Exercise: Could you update the data below so that every "Andere Ursachen" reads "Sonstige Ursachen", with nothing else changed?

Material shown:
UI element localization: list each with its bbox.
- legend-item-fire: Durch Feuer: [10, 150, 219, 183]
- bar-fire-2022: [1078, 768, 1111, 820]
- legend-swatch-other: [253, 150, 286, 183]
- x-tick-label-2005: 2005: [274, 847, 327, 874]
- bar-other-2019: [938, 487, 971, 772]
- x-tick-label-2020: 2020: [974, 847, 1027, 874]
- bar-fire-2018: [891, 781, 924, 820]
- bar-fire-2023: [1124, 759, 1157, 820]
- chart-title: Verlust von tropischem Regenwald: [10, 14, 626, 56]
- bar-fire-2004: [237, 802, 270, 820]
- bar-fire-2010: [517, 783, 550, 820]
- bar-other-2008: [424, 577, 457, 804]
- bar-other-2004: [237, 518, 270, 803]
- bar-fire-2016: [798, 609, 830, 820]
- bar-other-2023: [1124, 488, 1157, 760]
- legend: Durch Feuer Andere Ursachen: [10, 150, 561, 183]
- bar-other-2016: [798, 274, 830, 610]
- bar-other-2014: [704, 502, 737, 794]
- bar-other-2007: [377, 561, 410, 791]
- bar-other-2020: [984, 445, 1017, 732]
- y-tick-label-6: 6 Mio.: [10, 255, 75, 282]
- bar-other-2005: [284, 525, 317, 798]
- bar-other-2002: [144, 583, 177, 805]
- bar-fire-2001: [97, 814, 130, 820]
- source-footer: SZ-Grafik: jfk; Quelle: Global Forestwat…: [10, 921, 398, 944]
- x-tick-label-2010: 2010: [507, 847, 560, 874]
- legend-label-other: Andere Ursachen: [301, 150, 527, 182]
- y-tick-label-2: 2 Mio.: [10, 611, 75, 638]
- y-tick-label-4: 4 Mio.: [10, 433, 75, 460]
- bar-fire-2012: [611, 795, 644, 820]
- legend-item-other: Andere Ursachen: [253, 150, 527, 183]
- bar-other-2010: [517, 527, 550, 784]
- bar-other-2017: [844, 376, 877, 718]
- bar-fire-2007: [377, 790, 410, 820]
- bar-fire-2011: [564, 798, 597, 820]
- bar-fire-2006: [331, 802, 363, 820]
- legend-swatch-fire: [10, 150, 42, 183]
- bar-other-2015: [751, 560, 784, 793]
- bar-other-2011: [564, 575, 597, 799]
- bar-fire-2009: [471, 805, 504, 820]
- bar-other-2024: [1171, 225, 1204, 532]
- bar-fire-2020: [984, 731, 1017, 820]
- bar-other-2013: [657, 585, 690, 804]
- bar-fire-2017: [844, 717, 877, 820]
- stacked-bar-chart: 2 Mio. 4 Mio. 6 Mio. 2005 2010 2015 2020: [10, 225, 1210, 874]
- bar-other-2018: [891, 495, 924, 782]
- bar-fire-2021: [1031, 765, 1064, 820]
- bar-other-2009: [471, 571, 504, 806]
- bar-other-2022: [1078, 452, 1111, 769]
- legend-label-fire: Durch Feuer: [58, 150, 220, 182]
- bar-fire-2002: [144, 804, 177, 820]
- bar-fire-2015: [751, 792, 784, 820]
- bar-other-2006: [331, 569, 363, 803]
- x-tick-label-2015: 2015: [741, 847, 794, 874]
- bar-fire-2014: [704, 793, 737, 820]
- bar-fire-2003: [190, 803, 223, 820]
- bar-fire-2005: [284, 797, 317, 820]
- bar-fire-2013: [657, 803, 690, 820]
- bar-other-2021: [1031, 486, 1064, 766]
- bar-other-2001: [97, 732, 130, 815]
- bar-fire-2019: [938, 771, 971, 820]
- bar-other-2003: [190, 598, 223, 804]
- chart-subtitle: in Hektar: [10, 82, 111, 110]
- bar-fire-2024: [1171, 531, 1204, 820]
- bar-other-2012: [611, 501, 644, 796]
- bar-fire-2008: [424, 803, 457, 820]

Written response:
UI element localization: list each with its bbox.
- legend-item-fire: Durch Feuer: [10, 150, 219, 183]
- bar-fire-2022: [1078, 768, 1111, 820]
- legend-swatch-other: [253, 150, 286, 183]
- x-tick-label-2005: 2005: [274, 847, 327, 874]
- bar-other-2019: [938, 487, 971, 772]
- x-tick-label-2020: 2020: [974, 847, 1027, 874]
- bar-fire-2018: [891, 781, 924, 820]
- bar-fire-2023: [1124, 759, 1157, 820]
- chart-title: Verlust von tropischem Regenwald: [10, 14, 626, 56]
- bar-fire-2004: [237, 802, 270, 820]
- bar-fire-2010: [517, 783, 550, 820]
- bar-other-2008: [424, 577, 457, 804]
- bar-other-2004: [237, 518, 270, 803]
- bar-fire-2016: [798, 609, 830, 820]
- bar-other-2023: [1124, 488, 1157, 760]
- legend: Durch Feuer Sonstige Ursachen: [10, 150, 561, 183]
- bar-other-2016: [798, 274, 830, 610]
- bar-other-2014: [704, 502, 737, 794]
- bar-other-2007: [377, 561, 410, 791]
- bar-other-2020: [984, 445, 1017, 732]
- y-tick-label-6: 6 Mio.: [10, 255, 75, 282]
- bar-other-2005: [284, 525, 317, 798]
- bar-other-2002: [144, 583, 177, 805]
- bar-fire-2001: [97, 814, 130, 820]
- source-footer: SZ-Grafik: jfk; Quelle: Global Forestwat…: [10, 921, 398, 944]
- x-tick-label-2010: 2010: [507, 847, 560, 874]
- legend-label-other: Sonstige Ursachen: [301, 150, 527, 182]
- y-tick-label-2: 2 Mio.: [10, 611, 75, 638]
- y-tick-label-4: 4 Mio.: [10, 433, 75, 460]
- bar-fire-2012: [611, 795, 644, 820]
- legend-item-other: Sonstige Ursachen: [253, 150, 527, 183]
- bar-other-2010: [517, 527, 550, 784]
- bar-other-2017: [844, 376, 877, 718]
- bar-fire-2007: [377, 790, 410, 820]
- bar-fire-2011: [564, 798, 597, 820]
- bar-fire-2006: [331, 802, 363, 820]
- legend-swatch-fire: [10, 150, 42, 183]
- bar-other-2015: [751, 560, 784, 793]
- bar-other-2011: [564, 575, 597, 799]
- bar-fire-2009: [471, 805, 504, 820]
- bar-other-2024: [1171, 225, 1204, 532]
- bar-fire-2020: [984, 731, 1017, 820]
- bar-other-2013: [657, 585, 690, 804]
- bar-fire-2017: [844, 717, 877, 820]
- stacked-bar-chart: 2 Mio. 4 Mio. 6 Mio. 2005 2010 2015 2020: [10, 225, 1210, 874]
- bar-other-2018: [891, 495, 924, 782]
- bar-fire-2021: [1031, 765, 1064, 820]
- bar-other-2009: [471, 571, 504, 806]
- bar-other-2022: [1078, 452, 1111, 769]
- legend-label-fire: Durch Feuer: [58, 150, 220, 182]
- bar-fire-2002: [144, 804, 177, 820]
- bar-fire-2015: [751, 792, 784, 820]
- bar-other-2006: [331, 569, 363, 803]
- x-tick-label-2015: 2015: [741, 847, 794, 874]
- bar-fire-2014: [704, 793, 737, 820]
- bar-fire-2003: [190, 803, 223, 820]
- bar-fire-2005: [284, 797, 317, 820]
- bar-fire-2013: [657, 803, 690, 820]
- bar-other-2021: [1031, 486, 1064, 766]
- bar-other-2001: [97, 732, 130, 815]
- bar-fire-2019: [938, 771, 971, 820]
- bar-other-2003: [190, 598, 223, 804]
- chart-subtitle: in Hektar: [10, 82, 111, 110]
- bar-fire-2024: [1171, 531, 1204, 820]
- bar-other-2012: [611, 501, 644, 796]
- bar-fire-2008: [424, 803, 457, 820]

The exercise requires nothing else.